* THE PROBLEM *
Locate every line that holds the string "range" and copy it.

** BEGIN RECORD SET **

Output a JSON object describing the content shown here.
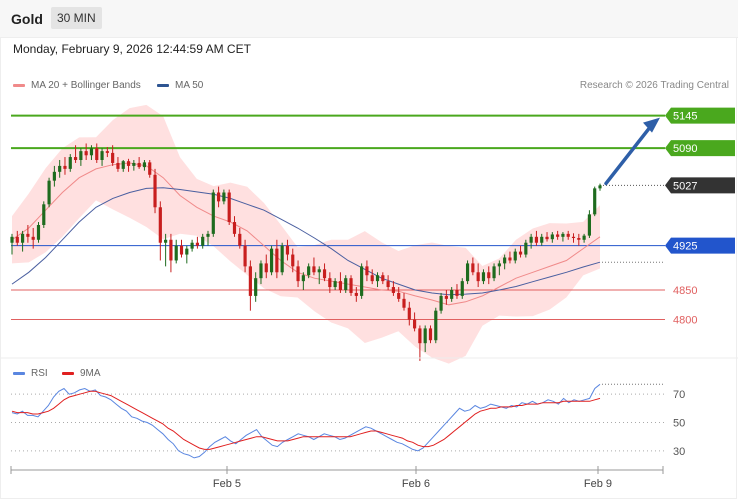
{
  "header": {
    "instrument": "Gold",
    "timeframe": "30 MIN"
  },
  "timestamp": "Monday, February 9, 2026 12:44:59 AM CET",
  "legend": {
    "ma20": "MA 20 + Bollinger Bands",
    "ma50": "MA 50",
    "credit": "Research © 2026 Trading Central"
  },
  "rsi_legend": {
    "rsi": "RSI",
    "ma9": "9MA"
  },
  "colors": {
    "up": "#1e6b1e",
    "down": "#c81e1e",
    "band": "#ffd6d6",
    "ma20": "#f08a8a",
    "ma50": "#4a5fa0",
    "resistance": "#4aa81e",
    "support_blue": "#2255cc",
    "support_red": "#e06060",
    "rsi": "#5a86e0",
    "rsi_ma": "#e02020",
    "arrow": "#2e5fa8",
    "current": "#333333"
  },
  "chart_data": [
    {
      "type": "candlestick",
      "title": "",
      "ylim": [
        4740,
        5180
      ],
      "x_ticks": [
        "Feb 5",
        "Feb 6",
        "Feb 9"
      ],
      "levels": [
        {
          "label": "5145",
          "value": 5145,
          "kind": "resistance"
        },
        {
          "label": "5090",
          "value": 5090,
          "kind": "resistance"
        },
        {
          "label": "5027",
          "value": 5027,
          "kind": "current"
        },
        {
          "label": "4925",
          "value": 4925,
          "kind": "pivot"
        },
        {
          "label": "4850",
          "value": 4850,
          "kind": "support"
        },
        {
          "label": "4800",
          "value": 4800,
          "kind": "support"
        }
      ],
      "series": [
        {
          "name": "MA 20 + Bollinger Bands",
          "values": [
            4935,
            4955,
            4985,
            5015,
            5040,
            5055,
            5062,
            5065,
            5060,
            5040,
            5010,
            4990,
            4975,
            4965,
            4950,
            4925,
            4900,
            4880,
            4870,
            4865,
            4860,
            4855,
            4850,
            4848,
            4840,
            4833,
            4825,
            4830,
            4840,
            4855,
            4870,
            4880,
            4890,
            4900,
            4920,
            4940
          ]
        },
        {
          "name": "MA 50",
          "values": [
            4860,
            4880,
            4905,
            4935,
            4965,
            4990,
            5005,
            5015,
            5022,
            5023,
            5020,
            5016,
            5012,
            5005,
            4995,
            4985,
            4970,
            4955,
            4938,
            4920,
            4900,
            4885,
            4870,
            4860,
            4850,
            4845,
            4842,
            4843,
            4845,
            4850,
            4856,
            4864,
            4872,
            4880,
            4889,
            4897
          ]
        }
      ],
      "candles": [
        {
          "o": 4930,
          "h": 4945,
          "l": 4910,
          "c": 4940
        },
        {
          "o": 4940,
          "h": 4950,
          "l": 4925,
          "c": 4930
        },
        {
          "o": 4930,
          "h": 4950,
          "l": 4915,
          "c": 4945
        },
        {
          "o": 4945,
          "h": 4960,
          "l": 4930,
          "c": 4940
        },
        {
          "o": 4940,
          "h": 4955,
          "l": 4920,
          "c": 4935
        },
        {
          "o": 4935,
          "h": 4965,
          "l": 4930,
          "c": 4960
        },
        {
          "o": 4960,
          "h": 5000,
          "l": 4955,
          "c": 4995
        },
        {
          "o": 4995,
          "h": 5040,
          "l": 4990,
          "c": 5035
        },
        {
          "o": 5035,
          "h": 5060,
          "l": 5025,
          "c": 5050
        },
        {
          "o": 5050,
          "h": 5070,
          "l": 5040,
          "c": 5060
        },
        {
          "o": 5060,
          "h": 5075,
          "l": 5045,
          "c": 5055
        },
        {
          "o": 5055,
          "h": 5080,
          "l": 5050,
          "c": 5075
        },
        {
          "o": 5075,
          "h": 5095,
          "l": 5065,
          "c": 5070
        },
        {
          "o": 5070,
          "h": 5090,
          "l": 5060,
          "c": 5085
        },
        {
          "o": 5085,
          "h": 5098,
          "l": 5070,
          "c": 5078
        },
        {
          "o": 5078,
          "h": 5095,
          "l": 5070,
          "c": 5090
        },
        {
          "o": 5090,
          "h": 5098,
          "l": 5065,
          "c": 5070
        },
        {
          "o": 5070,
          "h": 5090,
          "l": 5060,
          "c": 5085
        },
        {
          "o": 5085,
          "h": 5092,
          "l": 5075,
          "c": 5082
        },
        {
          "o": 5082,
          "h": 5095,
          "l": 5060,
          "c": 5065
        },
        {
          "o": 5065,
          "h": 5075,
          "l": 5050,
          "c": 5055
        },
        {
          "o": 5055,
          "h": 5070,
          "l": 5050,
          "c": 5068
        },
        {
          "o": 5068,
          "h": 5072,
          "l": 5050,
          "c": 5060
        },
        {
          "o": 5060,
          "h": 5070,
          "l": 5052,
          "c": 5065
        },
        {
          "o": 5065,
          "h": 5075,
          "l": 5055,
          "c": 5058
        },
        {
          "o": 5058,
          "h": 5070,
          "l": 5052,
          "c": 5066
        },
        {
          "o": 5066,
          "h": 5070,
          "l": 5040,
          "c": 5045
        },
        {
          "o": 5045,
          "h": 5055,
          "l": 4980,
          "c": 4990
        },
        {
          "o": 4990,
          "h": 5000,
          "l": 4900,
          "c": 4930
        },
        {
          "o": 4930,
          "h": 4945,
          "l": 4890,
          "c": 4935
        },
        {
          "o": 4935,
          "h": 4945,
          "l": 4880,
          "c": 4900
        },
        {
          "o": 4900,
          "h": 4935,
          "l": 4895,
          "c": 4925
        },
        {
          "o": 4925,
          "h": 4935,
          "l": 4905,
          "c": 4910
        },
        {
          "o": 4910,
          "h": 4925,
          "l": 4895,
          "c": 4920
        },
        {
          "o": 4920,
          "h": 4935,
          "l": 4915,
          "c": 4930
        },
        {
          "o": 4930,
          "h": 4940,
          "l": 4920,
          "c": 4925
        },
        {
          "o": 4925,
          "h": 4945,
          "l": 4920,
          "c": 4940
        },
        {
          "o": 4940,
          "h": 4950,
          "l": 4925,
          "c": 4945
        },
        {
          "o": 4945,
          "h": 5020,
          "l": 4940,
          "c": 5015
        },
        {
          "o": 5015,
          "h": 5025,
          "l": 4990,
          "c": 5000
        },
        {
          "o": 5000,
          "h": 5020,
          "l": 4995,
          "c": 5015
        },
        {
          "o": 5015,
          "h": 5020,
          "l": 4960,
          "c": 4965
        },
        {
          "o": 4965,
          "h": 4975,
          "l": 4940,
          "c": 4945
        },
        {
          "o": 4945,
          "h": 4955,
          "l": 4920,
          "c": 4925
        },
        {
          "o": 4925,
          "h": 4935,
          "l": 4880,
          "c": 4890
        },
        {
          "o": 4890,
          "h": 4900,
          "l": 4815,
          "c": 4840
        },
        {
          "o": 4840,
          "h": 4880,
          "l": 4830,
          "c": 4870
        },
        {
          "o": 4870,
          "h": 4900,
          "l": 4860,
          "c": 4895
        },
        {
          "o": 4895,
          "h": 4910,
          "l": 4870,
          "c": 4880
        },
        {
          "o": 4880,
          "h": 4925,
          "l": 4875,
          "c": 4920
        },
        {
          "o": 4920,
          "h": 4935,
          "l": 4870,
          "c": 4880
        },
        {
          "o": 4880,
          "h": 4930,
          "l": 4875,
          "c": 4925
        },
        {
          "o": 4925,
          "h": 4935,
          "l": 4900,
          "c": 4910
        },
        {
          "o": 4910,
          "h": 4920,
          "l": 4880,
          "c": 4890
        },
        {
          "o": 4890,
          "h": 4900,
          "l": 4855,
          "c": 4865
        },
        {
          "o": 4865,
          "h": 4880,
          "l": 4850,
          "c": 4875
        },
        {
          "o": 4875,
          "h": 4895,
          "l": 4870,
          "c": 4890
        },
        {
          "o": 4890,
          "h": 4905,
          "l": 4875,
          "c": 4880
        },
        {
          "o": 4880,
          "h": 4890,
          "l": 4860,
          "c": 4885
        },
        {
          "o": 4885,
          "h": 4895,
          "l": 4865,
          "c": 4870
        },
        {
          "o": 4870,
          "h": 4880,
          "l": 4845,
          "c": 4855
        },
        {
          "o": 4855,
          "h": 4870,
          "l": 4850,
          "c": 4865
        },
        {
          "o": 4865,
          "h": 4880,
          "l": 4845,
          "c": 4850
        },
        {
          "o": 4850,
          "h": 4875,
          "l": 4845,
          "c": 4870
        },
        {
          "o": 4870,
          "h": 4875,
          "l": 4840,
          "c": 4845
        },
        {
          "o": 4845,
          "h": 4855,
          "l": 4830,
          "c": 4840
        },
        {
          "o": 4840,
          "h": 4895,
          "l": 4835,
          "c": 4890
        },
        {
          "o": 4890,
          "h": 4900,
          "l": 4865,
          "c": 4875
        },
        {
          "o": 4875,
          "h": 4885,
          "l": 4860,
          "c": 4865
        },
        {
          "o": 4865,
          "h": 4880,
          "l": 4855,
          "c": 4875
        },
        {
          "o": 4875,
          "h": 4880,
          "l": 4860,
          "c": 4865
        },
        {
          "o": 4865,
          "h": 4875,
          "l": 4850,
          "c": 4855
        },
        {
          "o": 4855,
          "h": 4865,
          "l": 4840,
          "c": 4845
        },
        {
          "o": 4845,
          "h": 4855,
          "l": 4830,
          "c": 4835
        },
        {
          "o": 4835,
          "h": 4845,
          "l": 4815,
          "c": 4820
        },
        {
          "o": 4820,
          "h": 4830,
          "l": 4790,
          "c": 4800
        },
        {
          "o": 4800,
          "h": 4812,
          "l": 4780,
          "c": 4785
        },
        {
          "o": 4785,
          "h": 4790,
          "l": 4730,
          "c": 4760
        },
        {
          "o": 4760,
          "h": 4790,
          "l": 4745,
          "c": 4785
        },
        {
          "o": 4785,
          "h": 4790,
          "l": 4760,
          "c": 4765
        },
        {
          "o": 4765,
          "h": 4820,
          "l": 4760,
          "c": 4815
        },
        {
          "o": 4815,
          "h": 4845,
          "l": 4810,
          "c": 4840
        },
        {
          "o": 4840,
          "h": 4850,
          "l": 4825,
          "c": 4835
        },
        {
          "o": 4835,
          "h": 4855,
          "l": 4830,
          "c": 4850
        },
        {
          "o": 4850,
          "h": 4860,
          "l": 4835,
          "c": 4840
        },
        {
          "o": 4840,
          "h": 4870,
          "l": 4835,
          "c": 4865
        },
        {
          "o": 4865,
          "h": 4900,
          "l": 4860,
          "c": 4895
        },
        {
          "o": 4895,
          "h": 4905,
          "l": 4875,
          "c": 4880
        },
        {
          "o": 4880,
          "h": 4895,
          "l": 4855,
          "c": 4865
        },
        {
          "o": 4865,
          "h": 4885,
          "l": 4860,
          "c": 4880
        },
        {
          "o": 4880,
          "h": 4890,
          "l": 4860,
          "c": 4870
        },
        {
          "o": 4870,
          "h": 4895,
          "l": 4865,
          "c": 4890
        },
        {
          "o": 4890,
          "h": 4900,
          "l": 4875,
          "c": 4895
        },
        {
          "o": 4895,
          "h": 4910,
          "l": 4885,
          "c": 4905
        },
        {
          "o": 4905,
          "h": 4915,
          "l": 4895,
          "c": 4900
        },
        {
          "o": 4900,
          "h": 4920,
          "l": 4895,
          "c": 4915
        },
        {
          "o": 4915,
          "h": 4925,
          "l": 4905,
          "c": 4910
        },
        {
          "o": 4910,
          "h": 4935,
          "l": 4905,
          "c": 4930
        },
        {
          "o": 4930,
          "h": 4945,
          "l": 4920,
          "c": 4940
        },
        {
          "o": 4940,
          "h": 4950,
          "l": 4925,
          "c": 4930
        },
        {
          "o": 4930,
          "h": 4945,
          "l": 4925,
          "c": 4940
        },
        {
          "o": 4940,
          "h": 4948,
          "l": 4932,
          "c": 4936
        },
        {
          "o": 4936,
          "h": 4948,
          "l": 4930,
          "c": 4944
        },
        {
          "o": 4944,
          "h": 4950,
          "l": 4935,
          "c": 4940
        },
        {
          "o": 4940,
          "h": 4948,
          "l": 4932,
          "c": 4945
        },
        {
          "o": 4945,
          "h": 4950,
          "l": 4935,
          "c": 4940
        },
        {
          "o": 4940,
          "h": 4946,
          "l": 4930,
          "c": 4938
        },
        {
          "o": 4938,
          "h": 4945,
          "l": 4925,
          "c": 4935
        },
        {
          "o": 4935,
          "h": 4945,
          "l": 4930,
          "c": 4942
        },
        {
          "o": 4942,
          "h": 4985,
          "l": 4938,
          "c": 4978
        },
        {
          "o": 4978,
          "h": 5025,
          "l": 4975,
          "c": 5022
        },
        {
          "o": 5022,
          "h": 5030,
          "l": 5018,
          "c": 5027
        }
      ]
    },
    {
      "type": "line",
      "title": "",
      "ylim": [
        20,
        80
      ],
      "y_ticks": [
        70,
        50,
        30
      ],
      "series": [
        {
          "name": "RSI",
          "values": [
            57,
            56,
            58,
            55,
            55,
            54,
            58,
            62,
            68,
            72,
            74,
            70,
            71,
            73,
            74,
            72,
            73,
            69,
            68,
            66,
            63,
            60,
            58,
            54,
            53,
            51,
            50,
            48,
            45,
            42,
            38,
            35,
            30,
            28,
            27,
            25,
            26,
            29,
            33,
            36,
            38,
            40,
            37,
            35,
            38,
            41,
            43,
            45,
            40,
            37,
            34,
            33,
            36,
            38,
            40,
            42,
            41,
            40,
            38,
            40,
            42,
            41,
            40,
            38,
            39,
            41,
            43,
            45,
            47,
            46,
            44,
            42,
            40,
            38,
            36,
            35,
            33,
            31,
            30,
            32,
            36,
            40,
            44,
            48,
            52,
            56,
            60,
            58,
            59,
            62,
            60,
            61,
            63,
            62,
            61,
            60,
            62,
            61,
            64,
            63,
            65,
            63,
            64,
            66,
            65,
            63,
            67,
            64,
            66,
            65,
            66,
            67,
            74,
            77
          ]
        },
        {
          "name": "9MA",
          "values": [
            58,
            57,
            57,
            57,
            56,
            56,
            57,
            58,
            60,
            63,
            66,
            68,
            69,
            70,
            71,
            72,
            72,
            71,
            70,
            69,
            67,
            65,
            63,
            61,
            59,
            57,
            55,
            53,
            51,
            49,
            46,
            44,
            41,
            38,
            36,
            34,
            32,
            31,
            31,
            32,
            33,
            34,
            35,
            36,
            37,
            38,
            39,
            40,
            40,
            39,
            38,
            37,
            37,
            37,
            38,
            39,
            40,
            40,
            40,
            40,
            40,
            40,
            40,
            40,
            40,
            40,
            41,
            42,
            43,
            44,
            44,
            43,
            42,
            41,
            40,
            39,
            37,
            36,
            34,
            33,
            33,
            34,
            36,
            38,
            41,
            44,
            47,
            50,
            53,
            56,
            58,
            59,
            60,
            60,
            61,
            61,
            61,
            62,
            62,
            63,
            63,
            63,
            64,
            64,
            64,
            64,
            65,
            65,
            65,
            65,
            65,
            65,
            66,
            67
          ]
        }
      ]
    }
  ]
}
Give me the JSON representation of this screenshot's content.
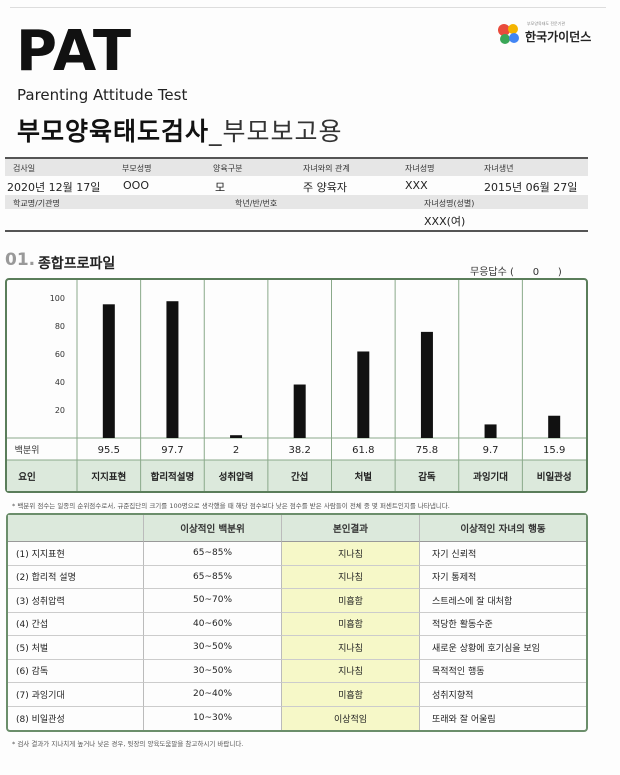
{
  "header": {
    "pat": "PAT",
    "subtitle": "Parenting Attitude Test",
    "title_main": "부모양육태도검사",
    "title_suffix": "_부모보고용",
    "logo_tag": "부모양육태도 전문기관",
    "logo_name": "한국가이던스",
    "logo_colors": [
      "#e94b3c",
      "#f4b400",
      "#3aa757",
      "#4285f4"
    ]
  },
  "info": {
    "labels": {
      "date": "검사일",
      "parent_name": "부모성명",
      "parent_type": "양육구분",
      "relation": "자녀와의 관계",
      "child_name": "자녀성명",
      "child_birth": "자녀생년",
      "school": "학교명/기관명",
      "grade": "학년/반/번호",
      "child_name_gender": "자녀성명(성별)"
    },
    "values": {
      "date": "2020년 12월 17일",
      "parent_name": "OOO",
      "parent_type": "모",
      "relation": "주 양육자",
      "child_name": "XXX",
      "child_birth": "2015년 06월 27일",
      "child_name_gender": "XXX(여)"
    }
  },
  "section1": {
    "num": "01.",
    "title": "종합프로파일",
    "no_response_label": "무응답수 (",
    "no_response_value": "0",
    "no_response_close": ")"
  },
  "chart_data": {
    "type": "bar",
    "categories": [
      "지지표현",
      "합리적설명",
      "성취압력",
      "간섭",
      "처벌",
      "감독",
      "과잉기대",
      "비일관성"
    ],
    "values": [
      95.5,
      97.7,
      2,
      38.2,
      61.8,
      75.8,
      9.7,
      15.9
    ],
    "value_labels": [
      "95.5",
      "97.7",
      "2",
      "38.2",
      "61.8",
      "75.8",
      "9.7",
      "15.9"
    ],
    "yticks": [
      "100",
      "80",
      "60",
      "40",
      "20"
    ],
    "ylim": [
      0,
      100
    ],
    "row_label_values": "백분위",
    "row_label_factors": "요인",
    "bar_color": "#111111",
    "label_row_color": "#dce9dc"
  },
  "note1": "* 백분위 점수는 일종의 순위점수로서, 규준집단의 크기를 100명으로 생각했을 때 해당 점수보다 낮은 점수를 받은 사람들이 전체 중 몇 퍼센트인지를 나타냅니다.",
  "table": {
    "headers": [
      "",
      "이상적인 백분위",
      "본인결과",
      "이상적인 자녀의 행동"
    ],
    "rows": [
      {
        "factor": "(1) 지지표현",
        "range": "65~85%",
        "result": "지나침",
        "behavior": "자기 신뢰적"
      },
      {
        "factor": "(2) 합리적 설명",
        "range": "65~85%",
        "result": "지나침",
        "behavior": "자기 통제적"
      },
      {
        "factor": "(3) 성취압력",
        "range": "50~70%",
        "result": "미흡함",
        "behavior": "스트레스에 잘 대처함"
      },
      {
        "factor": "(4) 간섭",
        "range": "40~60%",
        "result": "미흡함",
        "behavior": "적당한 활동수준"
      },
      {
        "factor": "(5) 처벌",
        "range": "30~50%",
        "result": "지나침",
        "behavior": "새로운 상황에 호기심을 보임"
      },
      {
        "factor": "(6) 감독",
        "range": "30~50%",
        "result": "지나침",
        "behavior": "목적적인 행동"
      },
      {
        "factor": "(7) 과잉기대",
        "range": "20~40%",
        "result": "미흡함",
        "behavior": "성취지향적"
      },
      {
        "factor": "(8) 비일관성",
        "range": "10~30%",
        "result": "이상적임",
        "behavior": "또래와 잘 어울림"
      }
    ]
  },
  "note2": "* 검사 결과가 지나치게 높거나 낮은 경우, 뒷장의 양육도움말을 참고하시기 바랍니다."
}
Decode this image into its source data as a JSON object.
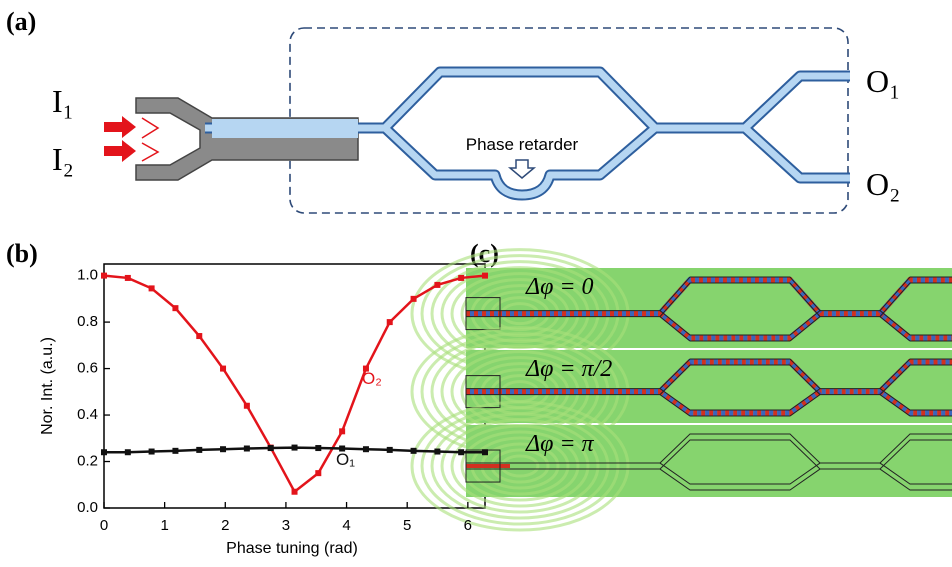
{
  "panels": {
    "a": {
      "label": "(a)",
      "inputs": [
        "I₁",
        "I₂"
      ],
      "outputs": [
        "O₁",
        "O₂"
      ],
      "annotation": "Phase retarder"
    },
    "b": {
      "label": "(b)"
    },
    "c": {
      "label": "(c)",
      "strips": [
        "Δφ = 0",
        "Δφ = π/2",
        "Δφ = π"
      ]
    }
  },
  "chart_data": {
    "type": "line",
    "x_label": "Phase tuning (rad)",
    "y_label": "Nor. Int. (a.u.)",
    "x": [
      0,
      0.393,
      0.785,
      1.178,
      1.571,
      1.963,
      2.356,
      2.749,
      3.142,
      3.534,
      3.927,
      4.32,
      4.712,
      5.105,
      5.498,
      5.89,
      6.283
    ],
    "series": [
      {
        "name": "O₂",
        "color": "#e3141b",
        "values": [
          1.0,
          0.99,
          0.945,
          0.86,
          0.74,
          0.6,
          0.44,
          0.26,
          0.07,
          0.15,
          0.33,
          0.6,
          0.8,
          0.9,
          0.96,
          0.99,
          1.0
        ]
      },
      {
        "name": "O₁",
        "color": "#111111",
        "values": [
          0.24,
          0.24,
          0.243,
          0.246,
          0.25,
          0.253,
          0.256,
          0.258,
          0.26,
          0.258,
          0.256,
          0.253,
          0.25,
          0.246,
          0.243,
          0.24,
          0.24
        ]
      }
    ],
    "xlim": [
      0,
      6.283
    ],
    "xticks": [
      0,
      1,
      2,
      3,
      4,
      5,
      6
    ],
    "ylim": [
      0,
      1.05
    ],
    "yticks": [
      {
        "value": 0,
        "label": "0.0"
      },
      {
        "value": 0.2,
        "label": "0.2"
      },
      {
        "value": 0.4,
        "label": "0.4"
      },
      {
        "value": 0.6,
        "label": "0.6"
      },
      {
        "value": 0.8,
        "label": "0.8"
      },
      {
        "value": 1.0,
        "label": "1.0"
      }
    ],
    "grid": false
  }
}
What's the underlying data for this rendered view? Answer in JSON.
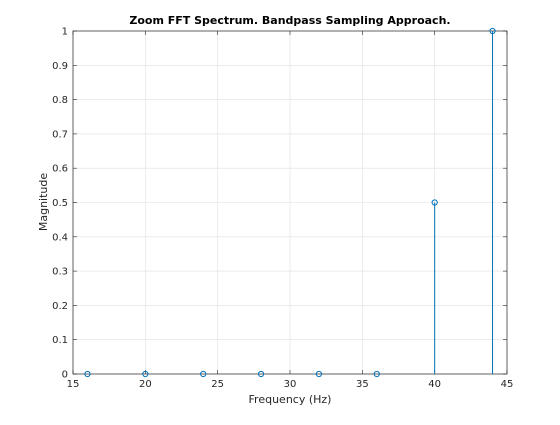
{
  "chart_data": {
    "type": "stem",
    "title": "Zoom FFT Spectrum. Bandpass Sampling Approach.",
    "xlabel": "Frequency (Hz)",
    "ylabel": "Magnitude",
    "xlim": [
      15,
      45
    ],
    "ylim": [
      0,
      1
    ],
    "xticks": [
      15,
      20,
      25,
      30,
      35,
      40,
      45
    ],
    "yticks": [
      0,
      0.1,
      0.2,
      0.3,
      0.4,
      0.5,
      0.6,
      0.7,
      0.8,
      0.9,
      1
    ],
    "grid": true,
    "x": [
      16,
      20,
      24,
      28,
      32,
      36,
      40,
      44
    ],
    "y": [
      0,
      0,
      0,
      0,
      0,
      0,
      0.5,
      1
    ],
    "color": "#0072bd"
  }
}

** END RECORD SET **

* OUTPUT FOR THIS EXERCISE *
        "range": "65~85%",
        "range": "65~85%",
        "range": "50~70%",
        "range": "40~60%",
        "range": "30~50%",
        "range": "30~50%",
        "range": "20~40%",
        "range": "10~30%",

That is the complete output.